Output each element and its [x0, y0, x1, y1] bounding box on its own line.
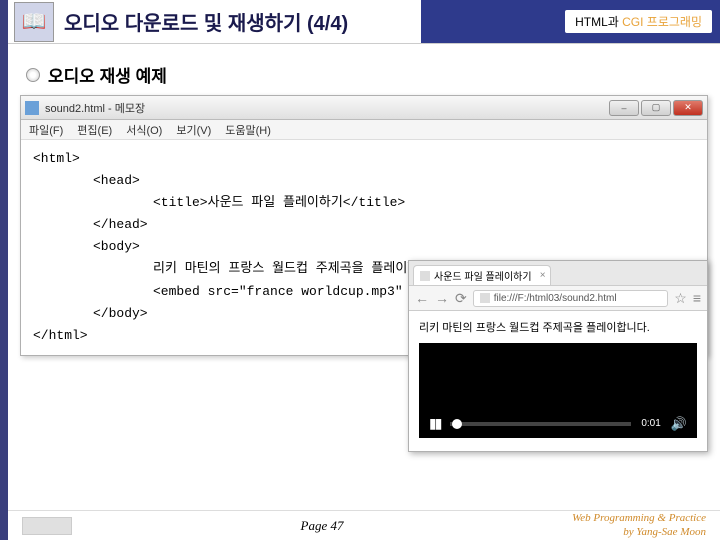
browser-toolbar: ← → ⟳ file:///F:/html03/sound2.html ☆ ≡ [409, 285, 707, 311]
page-number: Page 47 [301, 518, 344, 534]
section-heading-text: 오디오 재생 예제 [48, 62, 167, 87]
page-text: 리키 마틴의 프랑스 월드컵 주제곡을 플레이합니다. [419, 319, 697, 335]
close-button[interactable]: ✕ [673, 100, 703, 116]
address-bar[interactable]: file:///F:/html03/sound2.html [473, 290, 669, 307]
seek-track[interactable] [450, 422, 631, 426]
credit-line1: Web Programming & Practice [572, 512, 706, 525]
menu-format[interactable]: 서식(O) [126, 122, 162, 138]
code-line: </head> [33, 214, 695, 236]
bookmark-button[interactable]: ☆ [674, 290, 687, 307]
back-button[interactable]: ← [415, 290, 429, 306]
window-controls: – ▢ ✕ [609, 100, 703, 116]
credit-line2: by Yang-Sae Moon [572, 526, 706, 539]
tab-title: 사운드 파일 플레이하기 [434, 268, 532, 283]
slide-header: 📖 오디오 다운로드 및 재생하기 (4/4) HTML과 CGI 프로그래밍 [8, 0, 720, 44]
menu-button[interactable]: ≡ [693, 290, 701, 306]
header-subtitle: HTML과 CGI 프로그래밍 [565, 10, 712, 33]
browser-content: 리키 마틴의 프랑스 월드컵 주제곡을 플레이합니다. ▮▮ 0:01 🔊 [409, 311, 707, 451]
code-line: <body> [33, 236, 695, 258]
seek-knob[interactable] [452, 419, 462, 429]
audio-time: 0:01 [641, 418, 660, 429]
url-text: file:///F:/html03/sound2.html [494, 293, 617, 304]
reload-button[interactable]: ⟳ [455, 290, 467, 307]
menu-file[interactable]: 파일(F) [29, 122, 63, 138]
bullet-icon [26, 68, 40, 82]
subtitle-part1: HTML과 [575, 15, 622, 29]
notepad-app-icon [25, 101, 39, 115]
slide-title: 오디오 다운로드 및 재생하기 (4/4) [64, 7, 565, 36]
university-logo [22, 517, 72, 535]
menu-edit[interactable]: 편집(E) [77, 122, 112, 138]
code-line: <head> [33, 170, 695, 192]
volume-icon[interactable]: 🔊 [671, 416, 687, 432]
footer-credit: Web Programming & Practice by Yang-Sae M… [572, 512, 706, 538]
section-heading: 오디오 재생 예제 [26, 62, 720, 87]
favicon-icon [420, 271, 430, 281]
menu-view[interactable]: 보기(V) [176, 122, 211, 138]
maximize-button[interactable]: ▢ [641, 100, 671, 116]
forward-button[interactable]: → [435, 290, 449, 306]
code-line: <title>사운드 파일 플레이하기</title> [33, 192, 695, 214]
browser-tab[interactable]: 사운드 파일 플레이하기 × [413, 265, 551, 285]
tab-close-icon[interactable]: × [540, 270, 546, 281]
menu-help[interactable]: 도움말(H) [225, 122, 271, 138]
subtitle-part2: CGI 프로그래밍 [622, 15, 702, 29]
notepad-titlebar: sound2.html - 메모장 – ▢ ✕ [21, 96, 707, 120]
notepad-title: sound2.html - 메모장 [45, 100, 609, 116]
minimize-button[interactable]: – [609, 100, 639, 116]
header-icon: 📖 [14, 2, 54, 42]
notepad-menubar: 파일(F) 편집(E) 서식(O) 보기(V) 도움말(H) [21, 120, 707, 140]
browser-window: 사운드 파일 플레이하기 × ← → ⟳ file:///F:/html03/s… [408, 260, 708, 452]
code-line: <html> [33, 148, 695, 170]
file-icon [480, 293, 490, 303]
slide-footer: Page 47 Web Programming & Practice by Ya… [8, 510, 720, 540]
audio-player: ▮▮ 0:01 🔊 [419, 343, 697, 438]
browser-tabbar: 사운드 파일 플레이하기 × [409, 261, 707, 285]
audio-controls: ▮▮ 0:01 🔊 [429, 415, 687, 432]
pause-button[interactable]: ▮▮ [429, 415, 440, 432]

########

## Goal:
Quote the lines exactly, starting at the line containing "browser-toolbar: ← →" and ending at the line containing "menu-view[interactable]: 보기(V) [176, 122, 211, 138]".

## The reply:
browser-toolbar: ← → ⟳ file:///F:/html03/sound2.html ☆ ≡ [409, 285, 707, 311]
page-number: Page 47 [301, 518, 344, 534]
section-heading-text: 오디오 재생 예제 [48, 62, 167, 87]
page-text: 리키 마틴의 프랑스 월드컵 주제곡을 플레이합니다. [419, 319, 697, 335]
close-button[interactable]: ✕ [673, 100, 703, 116]
address-bar[interactable]: file:///F:/html03/sound2.html [473, 290, 669, 307]
seek-track[interactable] [450, 422, 631, 426]
credit-line1: Web Programming & Practice [572, 512, 706, 525]
menu-format[interactable]: 서식(O) [126, 122, 162, 138]
code-line: </head> [33, 214, 695, 236]
bookmark-button[interactable]: ☆ [674, 290, 687, 307]
back-button[interactable]: ← [415, 290, 429, 306]
window-controls: – ▢ ✕ [609, 100, 703, 116]
credit-line2: by Yang-Sae Moon [572, 526, 706, 539]
tab-title: 사운드 파일 플레이하기 [434, 268, 532, 283]
slide-header: 📖 오디오 다운로드 및 재생하기 (4/4) HTML과 CGI 프로그래밍 [8, 0, 720, 44]
menu-button[interactable]: ≡ [693, 290, 701, 306]
header-subtitle: HTML과 CGI 프로그래밍 [565, 10, 712, 33]
browser-content: 리키 마틴의 프랑스 월드컵 주제곡을 플레이합니다. ▮▮ 0:01 🔊 [409, 311, 707, 451]
code-line: <body> [33, 236, 695, 258]
seek-knob[interactable] [452, 419, 462, 429]
audio-time: 0:01 [641, 418, 660, 429]
url-text: file:///F:/html03/sound2.html [494, 293, 617, 304]
reload-button[interactable]: ⟳ [455, 290, 467, 307]
menu-file[interactable]: 파일(F) [29, 122, 63, 138]
bullet-icon [26, 68, 40, 82]
subtitle-part1: HTML과 [575, 15, 622, 29]
notepad-app-icon [25, 101, 39, 115]
slide-title: 오디오 다운로드 및 재생하기 (4/4) [64, 7, 565, 36]
university-logo [22, 517, 72, 535]
menu-edit[interactable]: 편집(E) [77, 122, 112, 138]
code-line: <head> [33, 170, 695, 192]
volume-icon[interactable]: 🔊 [671, 416, 687, 432]
footer-credit: Web Programming & Practice by Yang-Sae M… [572, 512, 706, 538]
section-heading: 오디오 재생 예제 [26, 62, 720, 87]
favicon-icon [420, 271, 430, 281]
menu-view[interactable]: 보기(V) [176, 122, 211, 138]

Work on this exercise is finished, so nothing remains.